◆ **GOAL**
Put each of the lines below into a numbered list, leaving out any blank ones.

◆ **SOURCE DATA**
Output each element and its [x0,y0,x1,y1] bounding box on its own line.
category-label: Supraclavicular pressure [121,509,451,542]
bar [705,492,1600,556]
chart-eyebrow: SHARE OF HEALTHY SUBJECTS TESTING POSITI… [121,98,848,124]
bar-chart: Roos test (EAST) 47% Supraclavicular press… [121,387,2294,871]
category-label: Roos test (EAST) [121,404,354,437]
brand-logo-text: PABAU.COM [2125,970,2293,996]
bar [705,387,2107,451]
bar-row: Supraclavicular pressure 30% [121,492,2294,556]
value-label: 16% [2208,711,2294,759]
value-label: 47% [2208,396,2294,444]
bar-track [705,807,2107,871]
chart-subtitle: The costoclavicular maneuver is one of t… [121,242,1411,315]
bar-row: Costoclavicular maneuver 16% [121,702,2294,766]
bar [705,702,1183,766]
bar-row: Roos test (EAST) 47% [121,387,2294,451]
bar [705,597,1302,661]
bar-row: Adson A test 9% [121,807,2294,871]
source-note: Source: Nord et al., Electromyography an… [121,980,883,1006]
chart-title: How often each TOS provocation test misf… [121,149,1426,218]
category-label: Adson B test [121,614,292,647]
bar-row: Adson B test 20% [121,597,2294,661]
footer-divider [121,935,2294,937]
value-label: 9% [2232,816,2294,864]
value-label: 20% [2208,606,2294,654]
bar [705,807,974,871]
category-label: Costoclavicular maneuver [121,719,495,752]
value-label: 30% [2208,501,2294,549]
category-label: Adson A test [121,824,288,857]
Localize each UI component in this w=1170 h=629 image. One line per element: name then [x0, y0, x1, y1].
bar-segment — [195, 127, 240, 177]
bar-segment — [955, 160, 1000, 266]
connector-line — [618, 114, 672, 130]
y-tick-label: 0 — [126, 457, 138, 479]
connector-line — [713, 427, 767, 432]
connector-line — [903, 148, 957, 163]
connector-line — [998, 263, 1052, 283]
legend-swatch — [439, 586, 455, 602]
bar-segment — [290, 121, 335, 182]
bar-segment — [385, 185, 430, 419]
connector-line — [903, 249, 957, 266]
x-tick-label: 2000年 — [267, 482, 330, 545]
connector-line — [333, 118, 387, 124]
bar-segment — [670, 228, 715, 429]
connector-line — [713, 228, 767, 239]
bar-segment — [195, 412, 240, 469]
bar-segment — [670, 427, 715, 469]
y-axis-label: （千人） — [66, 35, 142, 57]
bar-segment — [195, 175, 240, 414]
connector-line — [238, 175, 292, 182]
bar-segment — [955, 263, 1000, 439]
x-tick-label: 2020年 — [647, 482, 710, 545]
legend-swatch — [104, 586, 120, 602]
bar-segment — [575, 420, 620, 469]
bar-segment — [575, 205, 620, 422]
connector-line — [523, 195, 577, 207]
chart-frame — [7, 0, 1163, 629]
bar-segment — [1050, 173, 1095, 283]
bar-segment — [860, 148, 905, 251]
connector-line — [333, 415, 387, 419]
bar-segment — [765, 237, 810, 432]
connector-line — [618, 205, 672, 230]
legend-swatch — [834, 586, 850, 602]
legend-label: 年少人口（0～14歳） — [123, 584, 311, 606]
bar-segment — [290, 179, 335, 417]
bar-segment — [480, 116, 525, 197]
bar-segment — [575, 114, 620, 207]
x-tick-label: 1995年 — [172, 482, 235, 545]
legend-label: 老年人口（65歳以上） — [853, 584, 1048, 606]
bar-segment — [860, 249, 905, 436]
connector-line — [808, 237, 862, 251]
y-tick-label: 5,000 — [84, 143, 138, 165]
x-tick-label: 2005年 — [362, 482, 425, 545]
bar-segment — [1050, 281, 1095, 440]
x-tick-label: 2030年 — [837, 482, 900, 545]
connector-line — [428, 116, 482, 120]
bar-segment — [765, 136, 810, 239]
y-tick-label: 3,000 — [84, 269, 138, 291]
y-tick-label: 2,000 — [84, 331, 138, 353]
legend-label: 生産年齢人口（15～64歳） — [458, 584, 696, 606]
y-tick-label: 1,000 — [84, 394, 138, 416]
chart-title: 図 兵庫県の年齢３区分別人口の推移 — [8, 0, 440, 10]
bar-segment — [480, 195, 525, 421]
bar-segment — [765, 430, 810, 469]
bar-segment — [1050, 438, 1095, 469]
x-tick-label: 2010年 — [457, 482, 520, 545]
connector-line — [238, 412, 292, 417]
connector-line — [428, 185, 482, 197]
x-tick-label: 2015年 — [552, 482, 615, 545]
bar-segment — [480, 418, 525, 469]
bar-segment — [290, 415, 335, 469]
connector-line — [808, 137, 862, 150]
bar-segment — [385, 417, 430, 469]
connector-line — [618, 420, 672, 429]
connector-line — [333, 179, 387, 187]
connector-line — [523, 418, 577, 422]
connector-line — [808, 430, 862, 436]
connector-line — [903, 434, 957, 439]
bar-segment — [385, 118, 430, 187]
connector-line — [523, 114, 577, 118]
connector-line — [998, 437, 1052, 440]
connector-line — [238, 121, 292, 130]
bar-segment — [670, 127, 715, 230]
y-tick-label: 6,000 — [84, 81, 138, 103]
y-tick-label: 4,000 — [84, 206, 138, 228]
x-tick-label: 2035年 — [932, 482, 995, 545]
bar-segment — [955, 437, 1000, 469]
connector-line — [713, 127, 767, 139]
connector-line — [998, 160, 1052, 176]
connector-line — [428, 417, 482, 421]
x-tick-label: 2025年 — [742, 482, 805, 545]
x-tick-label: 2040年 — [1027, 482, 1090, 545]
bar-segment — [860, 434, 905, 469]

◆ **RESPONSE TO THE TASK**
1. Output each element and its [x0,y0,x1,y1] bounding box on its own line.
2. category-label: Supraclavicular pressure [121,509,451,542]
3. bar [705,492,1600,556]
4. chart-eyebrow: SHARE OF HEALTHY SUBJECTS TESTING POSITI… [121,98,848,124]
5. bar-chart: Roos test (EAST) 47% Supraclavicular press… [121,387,2294,871]
6. category-label: Roos test (EAST) [121,404,354,437]
7. brand-logo-text: PABAU.COM [2125,970,2293,996]
8. bar [705,387,2107,451]
9. bar-row: Supraclavicular pressure 30% [121,492,2294,556]
10. value-label: 16% [2208,711,2294,759]
11. value-label: 47% [2208,396,2294,444]
12. bar-track [705,807,2107,871]
13. chart-subtitle: The costoclavicular maneuver is one of t… [121,242,1411,315]
14. bar-row: Costoclavicular maneuver 16% [121,702,2294,766]
15. bar [705,702,1183,766]
16. bar-row: Roos test (EAST) 47% [121,387,2294,451]
17. bar [705,597,1302,661]
18. bar-row: Adson A test 9% [121,807,2294,871]
19. source-note: Source: Nord et al., Electromyography an… [121,980,883,1006]
20. chart-title: How often each TOS provocation test misf… [121,149,1426,218]
21. category-label: Adson B test [121,614,292,647]
22. bar-row: Adson B test 20% [121,597,2294,661]
23. footer-divider [121,935,2294,937]
24. value-label: 9% [2232,816,2294,864]
25. value-label: 20% [2208,606,2294,654]
26. bar [705,807,974,871]
27. category-label: Costoclavicular maneuver [121,719,495,752]
28. value-label: 30% [2208,501,2294,549]
29. category-label: Adson A test [121,824,288,857]
30. Localize each UI component in this w=1170 h=629 image. One line per element: name then [x0, y0, x1, y1].
31. bar-segment — [195, 127, 240, 177]
32. bar-segment — [955, 160, 1000, 266]
33. connector-line — [618, 114, 672, 130]
34. y-tick-label: 0 — [126, 457, 138, 479]
35. connector-line — [713, 427, 767, 432]
36. connector-line — [903, 148, 957, 163]
37. connector-line — [998, 263, 1052, 283]
38. legend-swatch — [439, 586, 455, 602]
39. bar-segment — [290, 121, 335, 182]
40. bar-segment — [385, 185, 430, 419]
41. connector-line — [903, 249, 957, 266]
42. x-tick-label: 2000年 — [267, 482, 330, 545]
43. connector-line — [333, 118, 387, 124]
44. bar-segment — [670, 228, 715, 429]
45. connector-line — [713, 228, 767, 239]
46. bar-segment — [195, 412, 240, 469]
47. bar-segment — [670, 427, 715, 469]
48. y-axis-label: （千人） — [66, 35, 142, 57]
49. bar-segment — [195, 175, 240, 414]
50. connector-line — [238, 175, 292, 182]
51. bar-segment — [955, 263, 1000, 439]
52. x-tick-label: 2020年 — [647, 482, 710, 545]
53. legend-swatch — [104, 586, 120, 602]
54. bar-segment — [575, 420, 620, 469]
55. bar-segment — [575, 205, 620, 422]
56. connector-line — [523, 195, 577, 207]
57. chart-frame — [7, 0, 1163, 629]
58. bar-segment — [1050, 173, 1095, 283]
59. bar-segment — [860, 148, 905, 251]
60. connector-line — [333, 415, 387, 419]
61. bar-segment — [765, 237, 810, 432]
62. connector-line — [618, 205, 672, 230]
63. legend-swatch — [834, 586, 850, 602]
64. legend-label: 年少人口（0～14歳） — [123, 584, 311, 606]
65. bar-segment — [290, 179, 335, 417]
66. bar-segment — [480, 116, 525, 197]
67. bar-segment — [575, 114, 620, 207]
68. x-tick-label: 1995年 — [172, 482, 235, 545]
69. legend-label: 老年人口（65歳以上） — [853, 584, 1048, 606]
70. bar-segment — [860, 249, 905, 436]
71. connector-line — [808, 237, 862, 251]
72. y-tick-label: 5,000 — [84, 143, 138, 165]
73. x-tick-label: 2005年 — [362, 482, 425, 545]
74. bar-segment — [1050, 281, 1095, 440]
75. x-tick-label: 2030年 — [837, 482, 900, 545]
76. connector-line — [428, 116, 482, 120]
77. bar-segment — [765, 136, 810, 239]
78. y-tick-label: 3,000 — [84, 269, 138, 291]
79. y-tick-label: 2,000 — [84, 331, 138, 353]
80. legend-label: 生産年齢人口（15～64歳） — [458, 584, 696, 606]
81. y-tick-label: 1,000 — [84, 394, 138, 416]
82. chart-title: 図 兵庫県の年齢３区分別人口の推移 — [8, 0, 440, 10]
83. bar-segment — [480, 195, 525, 421]
84. bar-segment — [765, 430, 810, 469]
85. bar-segment — [1050, 438, 1095, 469]
86. x-tick-label: 2010年 — [457, 482, 520, 545]
87. connector-line — [238, 412, 292, 417]
88. connector-line — [428, 185, 482, 197]
89. x-tick-label: 2015年 — [552, 482, 615, 545]
90. bar-segment — [480, 418, 525, 469]
91. bar-segment — [290, 415, 335, 469]
92. connector-line — [808, 137, 862, 150]
93. bar-segment — [385, 417, 430, 469]
94. connector-line — [618, 420, 672, 429]
95. connector-line — [333, 179, 387, 187]
96. connector-line — [523, 418, 577, 422]
97. connector-line — [808, 430, 862, 436]
98. connector-line — [903, 434, 957, 439]
99. bar-segment — [385, 118, 430, 187]
100. connector-line — [523, 114, 577, 118]
101. connector-line — [998, 437, 1052, 440]
102. connector-line — [238, 121, 292, 130]
103. bar-segment — [670, 127, 715, 230]
104. y-tick-label: 6,000 — [84, 81, 138, 103]
105. y-tick-label: 4,000 — [84, 206, 138, 228]
106. x-tick-label: 2035年 — [932, 482, 995, 545]
107. bar-segment — [955, 437, 1000, 469]
108. connector-line — [713, 127, 767, 139]
109. connector-line — [998, 160, 1052, 176]
110. connector-line — [428, 417, 482, 421]
111. x-tick-label: 2025年 — [742, 482, 805, 545]
112. x-tick-label: 2040年 — [1027, 482, 1090, 545]
113. bar-segment — [860, 434, 905, 469]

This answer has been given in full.